# Data rows
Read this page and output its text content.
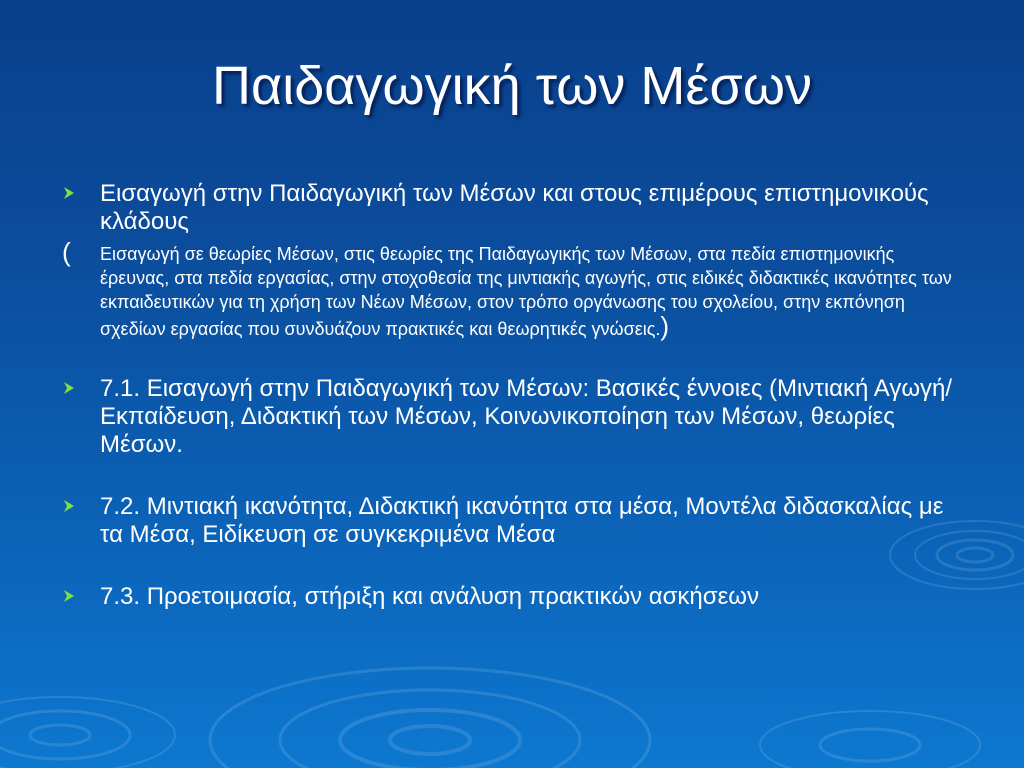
Παιδαγωγική των Μέσων
Εισαγωγή στην Παιδαγωγική των Μέσων και στους επιμέρους επιστημονικούς κλάδους
( Εισαγωγή σε θεωρίες Μέσων, στις θεωρίες της Παιδαγωγικής των Μέσων, στα πεδία επιστημονικής έρευνας, στα πεδία εργασίας, στην στοχοθεσία της μιντιακής αγωγής, στις ειδικές διδακτικές ικανότητες των εκπαιδευτικών για τη χρήση των Νέων Μέσων, στον τρόπο οργάνωσης του σχολείου, στην εκπόνηση σχεδίων εργασίας που συνδυάζουν πρακτικές και θεωρητικές γνώσεις.)
7.1. Εισαγωγή στην Παιδαγωγική των Μέσων: Βασικές έννοιες (Μιντιακή Αγωγή/Εκπαίδευση, Διδακτική των Μέσων, Κοινωνικοποίηση των Μέσων, θεωρίες Μέσων.
7.2. Μιντιακή ικανότητα, Διδακτική ικανότητα στα μέσα, Μοντέλα διδασκαλίας με τα Μέσα, Ειδίκευση σε συγκεκριμένα Μέσα
7.3. Προετοιμασία, στήριξη και ανάλυση πρακτικών ασκήσεων
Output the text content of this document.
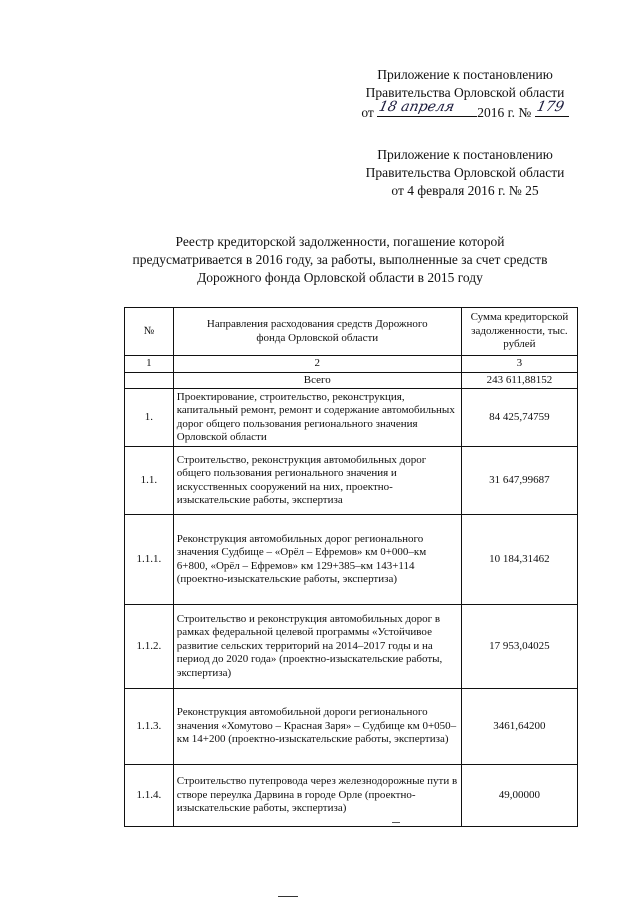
Приложение к постановлению
Правительства Орловской области
от 18 апреля 2016 г. № 179
Приложение к постановлению
Правительства Орловской области
от 4 февраля 2016 г. № 25
Реестр кредиторской задолженности, погашение которой
предусматривается в 2016 году, за работы, выполненные за счет средств
Дорожного фонда Орловской области в 2015 году
№	Направления расходования средств Дорожного фонда Орловской области	Сумма кредиторской задолженности, тыс. рублей
1	2	3
	Всего	243 611,88152
1.	Проектирование, строительство, реконструкция, капитальный ремонт, ремонт и содержание автомобильных дорог общего пользования регионального значения Орловской области	84 425,74759
1.1.	Строительство, реконструкция автомобильных дорог общего пользования регионального значения и искусственных сооружений на них, проектно-изыскательские работы, экспертиза	31 647,99687
1.1.1.	Реконструкция автомобильных дорог регионального значения Судбище – «Орёл – Ефремов» км 0+000–км 6+800, «Орёл – Ефремов» км 129+385–км 143+114 (проектно-изыскательские работы, экспертиза)	10 184,31462
1.1.2.	Строительство и реконструкция автомобильных дорог в рамках федеральной целевой программы «Устойчивое развитие сельских территорий на 2014–2017 годы и на период до 2020 года» (проектно-изыскательские работы, экспертиза)	17 953,04025
1.1.3.	Реконструкция автомобильной дороги регионального значения «Хомутово – Красная Заря» – Судбище км 0+050–км 14+200 (проектно-изыскательские работы, экспертиза)	3461,64200
1.1.4.	Строительство путепровода через железнодорожные пути в створе переулка Дарвина в городе Орле (проектно-изыскательские работы, экспертиза)	49,00000
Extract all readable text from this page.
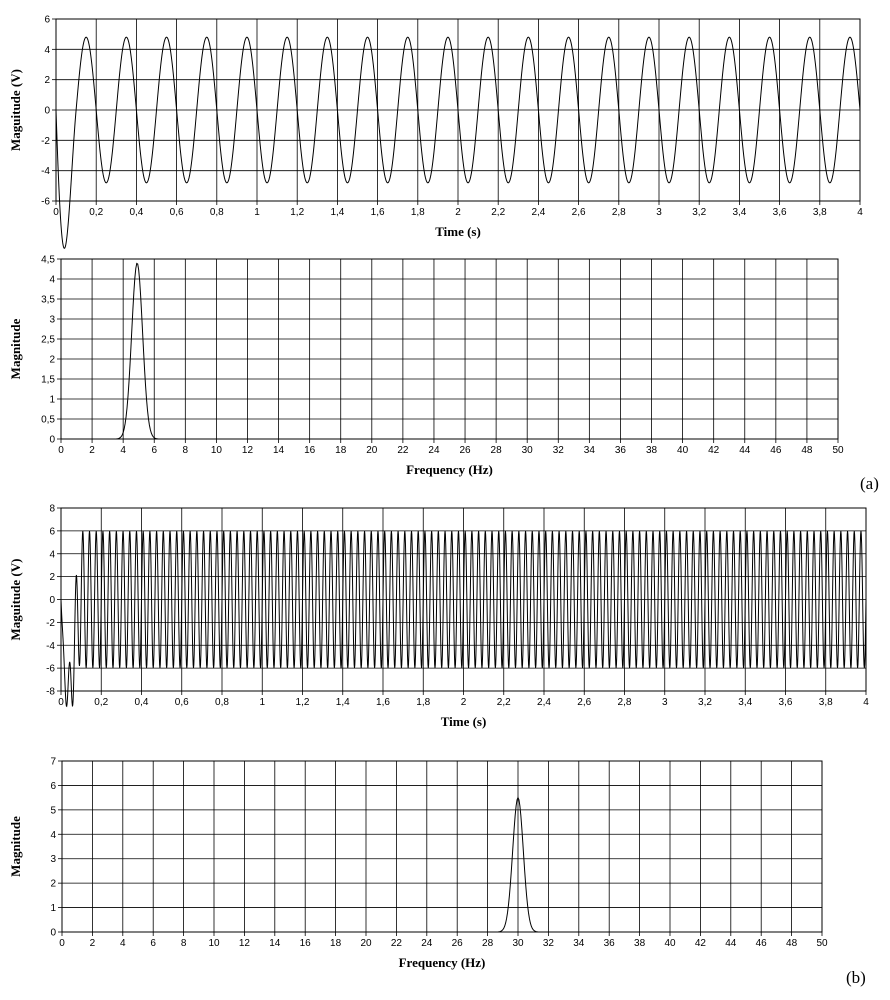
0	0,2	0,4	0,6	0,8	1	1,2	1,4	1,6	1,8	2	2,2	2,4	2,6	2,8	3	3,2	3,4	3,6	3,8	4
-6
-4
-2
0
2
4
6
Time (s)
Maguitude (V)
0	2	4	6	8 10 12 14 16 18 20 22 24 26 28 30 32 34 36 38 40 42 44 46 48 50
0
0,5
1
1,5
2
2,5
3
3,5
4
4,5
Frequency (Hz)
Magnitude
0	0,2	0,4	0,6	0,8	1	1,2	1,4	1,6	1,8	2	2,2	2,4	2,6	2,8	3	3,2	3,4	3,6	3,8	4
-8
-6
-4
-2
0
2
4
6
8
Time (s)
Maguitude (V)
0 2 4 6 8 10 12 14 16 18 20 22 24 26 28 30 32 34 36 38 40 42 44 46 48 50
0
1
2
3
4
5
6
7
Frequency (Hz)
Magnitude
(a)
(b)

# Given instruction
Find the word "кредиторской" in the entries above and gather every line that holds it.

# Expected answer
Реестр кредиторской задолженности, погашение которой
№	Направления расходования средств Дорожного фонда Орловской области	Сумма кредиторской задолженности, тыс. рублей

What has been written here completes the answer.